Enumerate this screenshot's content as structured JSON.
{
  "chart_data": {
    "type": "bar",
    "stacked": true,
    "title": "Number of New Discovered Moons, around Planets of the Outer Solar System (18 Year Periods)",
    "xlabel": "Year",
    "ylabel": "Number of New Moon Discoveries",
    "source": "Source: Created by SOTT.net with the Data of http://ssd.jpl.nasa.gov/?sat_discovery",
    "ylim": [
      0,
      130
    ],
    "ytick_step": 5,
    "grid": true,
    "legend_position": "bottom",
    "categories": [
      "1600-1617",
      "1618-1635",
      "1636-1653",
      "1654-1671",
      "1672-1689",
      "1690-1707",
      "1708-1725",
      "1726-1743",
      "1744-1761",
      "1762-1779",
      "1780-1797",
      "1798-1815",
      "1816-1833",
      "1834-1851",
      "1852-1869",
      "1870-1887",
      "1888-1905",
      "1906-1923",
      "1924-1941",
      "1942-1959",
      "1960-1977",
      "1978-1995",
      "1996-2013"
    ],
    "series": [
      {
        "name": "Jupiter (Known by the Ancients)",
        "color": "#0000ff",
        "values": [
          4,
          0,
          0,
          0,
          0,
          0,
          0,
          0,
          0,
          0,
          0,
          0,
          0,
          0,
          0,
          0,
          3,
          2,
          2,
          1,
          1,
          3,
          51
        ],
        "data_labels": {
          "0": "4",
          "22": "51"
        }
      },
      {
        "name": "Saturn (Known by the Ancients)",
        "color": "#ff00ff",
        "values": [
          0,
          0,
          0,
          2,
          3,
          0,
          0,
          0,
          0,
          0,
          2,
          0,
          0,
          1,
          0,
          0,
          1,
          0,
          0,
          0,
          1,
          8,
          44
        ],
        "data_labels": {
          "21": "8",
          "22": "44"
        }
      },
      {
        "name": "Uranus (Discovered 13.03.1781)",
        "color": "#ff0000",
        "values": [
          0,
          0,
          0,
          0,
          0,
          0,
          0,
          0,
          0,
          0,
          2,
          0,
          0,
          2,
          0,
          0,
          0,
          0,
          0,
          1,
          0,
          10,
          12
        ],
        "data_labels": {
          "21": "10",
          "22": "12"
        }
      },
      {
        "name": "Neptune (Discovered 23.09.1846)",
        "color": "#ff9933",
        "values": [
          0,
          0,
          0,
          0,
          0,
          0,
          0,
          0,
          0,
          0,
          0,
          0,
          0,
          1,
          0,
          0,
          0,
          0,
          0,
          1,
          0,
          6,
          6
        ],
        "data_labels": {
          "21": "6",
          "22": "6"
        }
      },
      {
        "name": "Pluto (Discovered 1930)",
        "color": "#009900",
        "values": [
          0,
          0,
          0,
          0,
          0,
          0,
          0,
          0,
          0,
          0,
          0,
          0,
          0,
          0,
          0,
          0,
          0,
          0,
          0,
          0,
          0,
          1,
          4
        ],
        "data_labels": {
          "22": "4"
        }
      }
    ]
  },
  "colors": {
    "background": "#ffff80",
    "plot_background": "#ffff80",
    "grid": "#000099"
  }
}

> **Problem statement**: Give back each line above precisely as it stands.

> **Reply**:
Enumerate this screenshot's content as structured JSON.
{
  "chart_data": {
    "type": "bar",
    "stacked": true,
    "title": "Number of New Discovered Moons, around Planets of the Outer Solar System (18 Year Periods)",
    "xlabel": "Year",
    "ylabel": "Number of New Moon Discoveries",
    "source": "Source: Created by SOTT.net with the Data of http://ssd.jpl.nasa.gov/?sat_discovery",
    "ylim": [
      0,
      130
    ],
    "ytick_step": 5,
    "grid": true,
    "legend_position": "bottom",
    "categories": [
      "1600-1617",
      "1618-1635",
      "1636-1653",
      "1654-1671",
      "1672-1689",
      "1690-1707",
      "1708-1725",
      "1726-1743",
      "1744-1761",
      "1762-1779",
      "1780-1797",
      "1798-1815",
      "1816-1833",
      "1834-1851",
      "1852-1869",
      "1870-1887",
      "1888-1905",
      "1906-1923",
      "1924-1941",
      "1942-1959",
      "1960-1977",
      "1978-1995",
      "1996-2013"
    ],
    "series": [
      {
        "name": "Jupiter (Known by the Ancients)",
        "color": "#0000ff",
        "values": [
          4,
          0,
          0,
          0,
          0,
          0,
          0,
          0,
          0,
          0,
          0,
          0,
          0,
          0,
          0,
          0,
          3,
          2,
          2,
          1,
          1,
          3,
          51
        ],
        "data_labels": {
          "0": "4",
          "22": "51"
        }
      },
      {
        "name": "Saturn (Known by the Ancients)",
        "color": "#ff00ff",
        "values": [
          0,
          0,
          0,
          2,
          3,
          0,
          0,
          0,
          0,
          0,
          2,
          0,
          0,
          1,
          0,
          0,
          1,
          0,
          0,
          0,
          1,
          8,
          44
        ],
        "data_labels": {
          "21": "8",
          "22": "44"
        }
      },
      {
        "name": "Uranus (Discovered 13.03.1781)",
        "color": "#ff0000",
        "values": [
          0,
          0,
          0,
          0,
          0,
          0,
          0,
          0,
          0,
          0,
          2,
          0,
          0,
          2,
          0,
          0,
          0,
          0,
          0,
          1,
          0,
          10,
          12
        ],
        "data_labels": {
          "21": "10",
          "22": "12"
        }
      },
      {
        "name": "Neptune (Discovered 23.09.1846)",
        "color": "#ff9933",
        "values": [
          0,
          0,
          0,
          0,
          0,
          0,
          0,
          0,
          0,
          0,
          0,
          0,
          0,
          1,
          0,
          0,
          0,
          0,
          0,
          1,
          0,
          6,
          6
        ],
        "data_labels": {
          "21": "6",
          "22": "6"
        }
      },
      {
        "name": "Pluto (Discovered 1930)",
        "color": "#009900",
        "values": [
          0,
          0,
          0,
          0,
          0,
          0,
          0,
          0,
          0,
          0,
          0,
          0,
          0,
          0,
          0,
          0,
          0,
          0,
          0,
          0,
          0,
          1,
          4
        ],
        "data_labels": {
          "22": "4"
        }
      }
    ]
  },
  "colors": {
    "background": "#ffff80",
    "plot_background": "#ffff80",
    "grid": "#000099"
  }
}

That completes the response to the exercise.